++++ Records for the task ++++
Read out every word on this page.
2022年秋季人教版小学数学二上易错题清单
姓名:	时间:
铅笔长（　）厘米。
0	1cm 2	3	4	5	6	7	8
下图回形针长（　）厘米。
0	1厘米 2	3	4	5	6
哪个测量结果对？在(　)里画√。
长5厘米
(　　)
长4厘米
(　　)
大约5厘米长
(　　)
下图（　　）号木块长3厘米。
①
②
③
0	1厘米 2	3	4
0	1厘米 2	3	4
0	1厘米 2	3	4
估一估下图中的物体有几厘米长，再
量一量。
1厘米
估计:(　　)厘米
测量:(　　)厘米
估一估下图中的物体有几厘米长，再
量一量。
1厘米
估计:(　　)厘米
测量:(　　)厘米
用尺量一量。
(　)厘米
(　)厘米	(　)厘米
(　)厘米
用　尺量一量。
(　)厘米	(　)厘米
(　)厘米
++++
* [Task to carry out]: Return the entries in full, keeping every line exactly as it is.

* [Exercise result]:
Read out every word on this page.
2022年秋季人教版小学数学二上易错题清单
姓名:	时间:
铅笔长（　）厘米。
0	1cm 2	3	4	5	6	7	8
下图回形针长（　）厘米。
0	1厘米 2	3	4	5	6
哪个测量结果对？在(　)里画√。
长5厘米
(　　)
长4厘米
(　　)
大约5厘米长
(　　)
下图（　　）号木块长3厘米。
①
②
③
0	1厘米 2	3	4
0	1厘米 2	3	4
0	1厘米 2	3	4
估一估下图中的物体有几厘米长，再
量一量。
1厘米
估计:(　　)厘米
测量:(　　)厘米
估一估下图中的物体有几厘米长，再
量一量。
1厘米
估计:(　　)厘米
测量:(　　)厘米
用尺量一量。
(　)厘米
(　)厘米	(　)厘米
(　)厘米
用　尺量一量。
(　)厘米	(　)厘米
(　)厘米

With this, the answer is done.